* WRITTEN PROBLEM: Copy each line holding the string "JSON".

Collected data
------------------------------------------------------------------------

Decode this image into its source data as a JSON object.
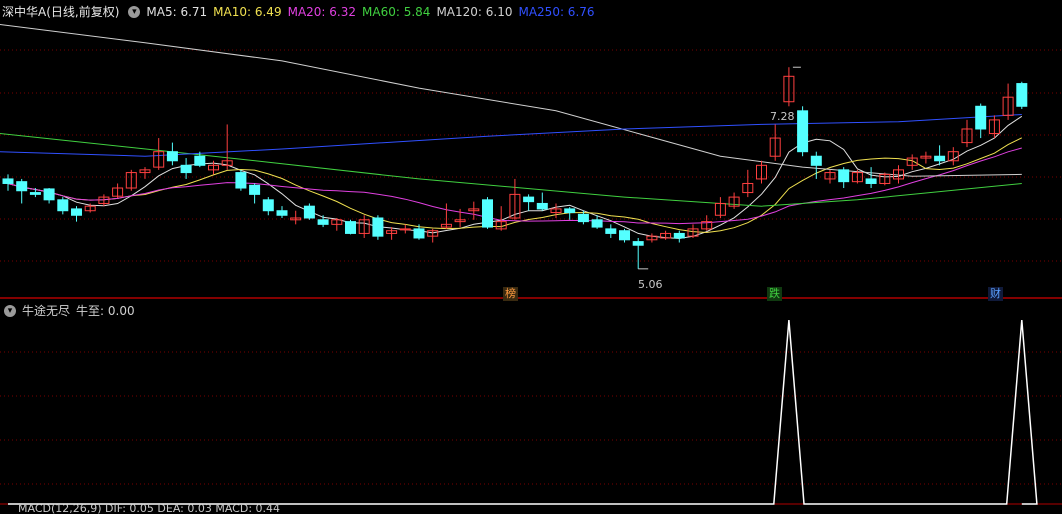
{
  "header": {
    "stock_title": "深中华A(日线,前复权)",
    "ma": [
      {
        "label": "MA5: 6.71",
        "color": "#e0e0e0"
      },
      {
        "label": "MA10: 6.49",
        "color": "#f0e050"
      },
      {
        "label": "MA20: 6.32",
        "color": "#e040e0"
      },
      {
        "label": "MA60: 5.84",
        "color": "#40d040"
      },
      {
        "label": "MA120: 6.10",
        "color": "#d0d0d0"
      },
      {
        "label": "MA250: 6.76",
        "color": "#3050ff"
      }
    ]
  },
  "indicator": {
    "name": "牛途无尽",
    "value": "牛至: 0.00"
  },
  "bottom_header": "MACD(12,26,9)  DIF: 0.05  DEA: 0.03  MACD: 0.44",
  "annotations": {
    "high": "7.28",
    "low": "5.06"
  },
  "event_tags": [
    {
      "text": "榜",
      "color": "#ff9a40"
    },
    {
      "text": "跌",
      "color": "#40d040"
    },
    {
      "text": "财",
      "color": "#5aa0ff"
    }
  ],
  "colors": {
    "up": "#ff4040",
    "down": "#54ffff",
    "grid": "#7a0000",
    "background": "#000000"
  },
  "chart_data": {
    "type": "candlestick",
    "price_range": [
      4.75,
      7.8
    ],
    "candles": [
      [
        6.05,
        6.0,
        6.1,
        5.92
      ],
      [
        6.02,
        5.92,
        6.05,
        5.78
      ],
      [
        5.9,
        5.88,
        5.95,
        5.85
      ],
      [
        5.94,
        5.82,
        5.95,
        5.78
      ],
      [
        5.82,
        5.7,
        5.85,
        5.66
      ],
      [
        5.72,
        5.65,
        5.75,
        5.58
      ],
      [
        5.7,
        5.75,
        5.78,
        5.68
      ],
      [
        5.78,
        5.85,
        5.88,
        5.75
      ],
      [
        5.86,
        5.95,
        6.0,
        5.84
      ],
      [
        5.95,
        6.12,
        6.15,
        5.92
      ],
      [
        6.12,
        6.15,
        6.18,
        6.05
      ],
      [
        6.18,
        6.35,
        6.5,
        6.15
      ],
      [
        6.35,
        6.25,
        6.45,
        6.2
      ],
      [
        6.2,
        6.12,
        6.28,
        6.05
      ],
      [
        6.3,
        6.2,
        6.35,
        6.18
      ],
      [
        6.15,
        6.2,
        6.25,
        6.1
      ],
      [
        6.2,
        6.25,
        6.65,
        6.15
      ],
      [
        6.12,
        5.95,
        6.15,
        5.92
      ],
      [
        5.98,
        5.88,
        6.0,
        5.78
      ],
      [
        5.82,
        5.7,
        5.85,
        5.65
      ],
      [
        5.7,
        5.65,
        5.75,
        5.62
      ],
      [
        5.6,
        5.62,
        5.7,
        5.55
      ],
      [
        5.75,
        5.62,
        5.78,
        5.6
      ],
      [
        5.6,
        5.55,
        5.65,
        5.52
      ],
      [
        5.55,
        5.6,
        5.62,
        5.48
      ],
      [
        5.58,
        5.45,
        5.6,
        5.44
      ],
      [
        5.45,
        5.6,
        5.65,
        5.4
      ],
      [
        5.62,
        5.42,
        5.65,
        5.38
      ],
      [
        5.45,
        5.48,
        5.52,
        5.38
      ],
      [
        5.5,
        5.5,
        5.55,
        5.45
      ],
      [
        5.5,
        5.4,
        5.55,
        5.38
      ],
      [
        5.42,
        5.48,
        5.5,
        5.35
      ],
      [
        5.52,
        5.55,
        5.78,
        5.5
      ],
      [
        5.58,
        5.6,
        5.72,
        5.52
      ],
      [
        5.7,
        5.72,
        5.8,
        5.6
      ],
      [
        5.82,
        5.52,
        5.85,
        5.5
      ],
      [
        5.5,
        5.58,
        5.75,
        5.48
      ],
      [
        5.62,
        5.88,
        6.05,
        5.6
      ],
      [
        5.85,
        5.8,
        5.88,
        5.7
      ],
      [
        5.78,
        5.72,
        5.9,
        5.7
      ],
      [
        5.68,
        5.72,
        5.78,
        5.62
      ],
      [
        5.72,
        5.68,
        5.74,
        5.6
      ],
      [
        5.66,
        5.58,
        5.7,
        5.55
      ],
      [
        5.6,
        5.52,
        5.65,
        5.5
      ],
      [
        5.5,
        5.45,
        5.55,
        5.4
      ],
      [
        5.48,
        5.38,
        5.5,
        5.35
      ],
      [
        5.36,
        5.32,
        5.4,
        5.06
      ],
      [
        5.38,
        5.42,
        5.45,
        5.35
      ],
      [
        5.4,
        5.45,
        5.48,
        5.38
      ],
      [
        5.45,
        5.4,
        5.48,
        5.35
      ],
      [
        5.42,
        5.5,
        5.55,
        5.4
      ],
      [
        5.5,
        5.58,
        5.65,
        5.48
      ],
      [
        5.65,
        5.78,
        5.85,
        5.62
      ],
      [
        5.75,
        5.85,
        5.9,
        5.72
      ],
      [
        5.9,
        6.0,
        6.15,
        5.85
      ],
      [
        6.05,
        6.2,
        6.25,
        6.0
      ],
      [
        6.3,
        6.5,
        6.65,
        6.25
      ],
      [
        6.9,
        7.18,
        7.28,
        6.85
      ],
      [
        6.8,
        6.35,
        6.85,
        6.3
      ],
      [
        6.3,
        6.2,
        6.35,
        6.05
      ],
      [
        6.05,
        6.12,
        6.15,
        6.0
      ],
      [
        6.15,
        6.02,
        6.18,
        5.95
      ],
      [
        6.02,
        6.12,
        6.15,
        6.0
      ],
      [
        6.05,
        6.0,
        6.18,
        5.95
      ],
      [
        6.0,
        6.1,
        6.12,
        5.98
      ],
      [
        6.05,
        6.15,
        6.2,
        6.0
      ],
      [
        6.2,
        6.28,
        6.32,
        6.15
      ],
      [
        6.28,
        6.3,
        6.35,
        6.22
      ],
      [
        6.3,
        6.25,
        6.42,
        6.2
      ],
      [
        6.25,
        6.35,
        6.4,
        6.2
      ],
      [
        6.45,
        6.6,
        6.7,
        6.4
      ],
      [
        6.85,
        6.6,
        6.88,
        6.5
      ],
      [
        6.55,
        6.7,
        6.75,
        6.5
      ],
      [
        6.75,
        6.95,
        7.1,
        6.7
      ],
      [
        7.1,
        6.85,
        7.12,
        6.82
      ]
    ],
    "indicator_peaks": [
      {
        "index": 57,
        "value": 1
      },
      {
        "index": 74,
        "value": 1
      }
    ]
  }
}
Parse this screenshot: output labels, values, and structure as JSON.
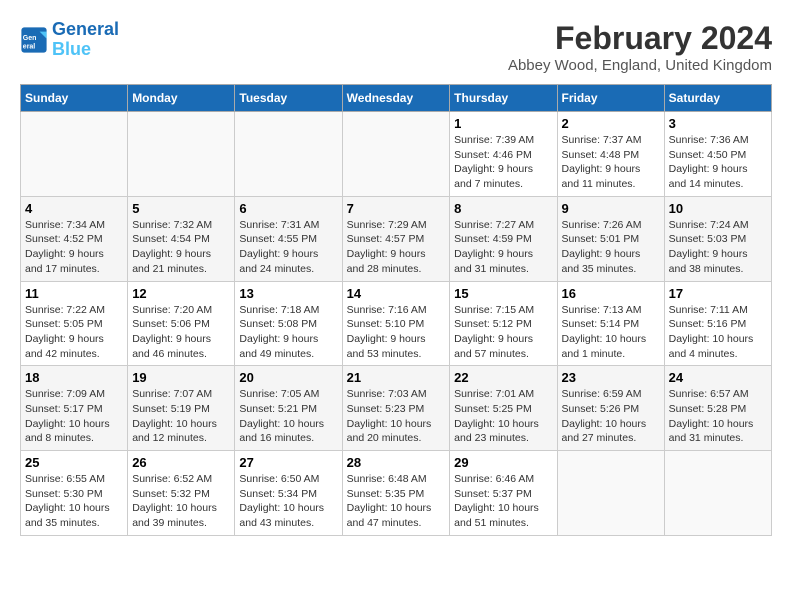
{
  "logo": {
    "line1": "General",
    "line2": "Blue"
  },
  "title": "February 2024",
  "subtitle": "Abbey Wood, England, United Kingdom",
  "headers": [
    "Sunday",
    "Monday",
    "Tuesday",
    "Wednesday",
    "Thursday",
    "Friday",
    "Saturday"
  ],
  "weeks": [
    [
      {
        "day": "",
        "info": ""
      },
      {
        "day": "",
        "info": ""
      },
      {
        "day": "",
        "info": ""
      },
      {
        "day": "",
        "info": ""
      },
      {
        "day": "1",
        "info": "Sunrise: 7:39 AM\nSunset: 4:46 PM\nDaylight: 9 hours\nand 7 minutes."
      },
      {
        "day": "2",
        "info": "Sunrise: 7:37 AM\nSunset: 4:48 PM\nDaylight: 9 hours\nand 11 minutes."
      },
      {
        "day": "3",
        "info": "Sunrise: 7:36 AM\nSunset: 4:50 PM\nDaylight: 9 hours\nand 14 minutes."
      }
    ],
    [
      {
        "day": "4",
        "info": "Sunrise: 7:34 AM\nSunset: 4:52 PM\nDaylight: 9 hours\nand 17 minutes."
      },
      {
        "day": "5",
        "info": "Sunrise: 7:32 AM\nSunset: 4:54 PM\nDaylight: 9 hours\nand 21 minutes."
      },
      {
        "day": "6",
        "info": "Sunrise: 7:31 AM\nSunset: 4:55 PM\nDaylight: 9 hours\nand 24 minutes."
      },
      {
        "day": "7",
        "info": "Sunrise: 7:29 AM\nSunset: 4:57 PM\nDaylight: 9 hours\nand 28 minutes."
      },
      {
        "day": "8",
        "info": "Sunrise: 7:27 AM\nSunset: 4:59 PM\nDaylight: 9 hours\nand 31 minutes."
      },
      {
        "day": "9",
        "info": "Sunrise: 7:26 AM\nSunset: 5:01 PM\nDaylight: 9 hours\nand 35 minutes."
      },
      {
        "day": "10",
        "info": "Sunrise: 7:24 AM\nSunset: 5:03 PM\nDaylight: 9 hours\nand 38 minutes."
      }
    ],
    [
      {
        "day": "11",
        "info": "Sunrise: 7:22 AM\nSunset: 5:05 PM\nDaylight: 9 hours\nand 42 minutes."
      },
      {
        "day": "12",
        "info": "Sunrise: 7:20 AM\nSunset: 5:06 PM\nDaylight: 9 hours\nand 46 minutes."
      },
      {
        "day": "13",
        "info": "Sunrise: 7:18 AM\nSunset: 5:08 PM\nDaylight: 9 hours\nand 49 minutes."
      },
      {
        "day": "14",
        "info": "Sunrise: 7:16 AM\nSunset: 5:10 PM\nDaylight: 9 hours\nand 53 minutes."
      },
      {
        "day": "15",
        "info": "Sunrise: 7:15 AM\nSunset: 5:12 PM\nDaylight: 9 hours\nand 57 minutes."
      },
      {
        "day": "16",
        "info": "Sunrise: 7:13 AM\nSunset: 5:14 PM\nDaylight: 10 hours\nand 1 minute."
      },
      {
        "day": "17",
        "info": "Sunrise: 7:11 AM\nSunset: 5:16 PM\nDaylight: 10 hours\nand 4 minutes."
      }
    ],
    [
      {
        "day": "18",
        "info": "Sunrise: 7:09 AM\nSunset: 5:17 PM\nDaylight: 10 hours\nand 8 minutes."
      },
      {
        "day": "19",
        "info": "Sunrise: 7:07 AM\nSunset: 5:19 PM\nDaylight: 10 hours\nand 12 minutes."
      },
      {
        "day": "20",
        "info": "Sunrise: 7:05 AM\nSunset: 5:21 PM\nDaylight: 10 hours\nand 16 minutes."
      },
      {
        "day": "21",
        "info": "Sunrise: 7:03 AM\nSunset: 5:23 PM\nDaylight: 10 hours\nand 20 minutes."
      },
      {
        "day": "22",
        "info": "Sunrise: 7:01 AM\nSunset: 5:25 PM\nDaylight: 10 hours\nand 23 minutes."
      },
      {
        "day": "23",
        "info": "Sunrise: 6:59 AM\nSunset: 5:26 PM\nDaylight: 10 hours\nand 27 minutes."
      },
      {
        "day": "24",
        "info": "Sunrise: 6:57 AM\nSunset: 5:28 PM\nDaylight: 10 hours\nand 31 minutes."
      }
    ],
    [
      {
        "day": "25",
        "info": "Sunrise: 6:55 AM\nSunset: 5:30 PM\nDaylight: 10 hours\nand 35 minutes."
      },
      {
        "day": "26",
        "info": "Sunrise: 6:52 AM\nSunset: 5:32 PM\nDaylight: 10 hours\nand 39 minutes."
      },
      {
        "day": "27",
        "info": "Sunrise: 6:50 AM\nSunset: 5:34 PM\nDaylight: 10 hours\nand 43 minutes."
      },
      {
        "day": "28",
        "info": "Sunrise: 6:48 AM\nSunset: 5:35 PM\nDaylight: 10 hours\nand 47 minutes."
      },
      {
        "day": "29",
        "info": "Sunrise: 6:46 AM\nSunset: 5:37 PM\nDaylight: 10 hours\nand 51 minutes."
      },
      {
        "day": "",
        "info": ""
      },
      {
        "day": "",
        "info": ""
      }
    ]
  ]
}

------------------------------------------------------------------------

* FINAL ANSWER:
Decode this image into its source data as a JSON object.
Parse this screenshot: output labels, values, and structure as JSON.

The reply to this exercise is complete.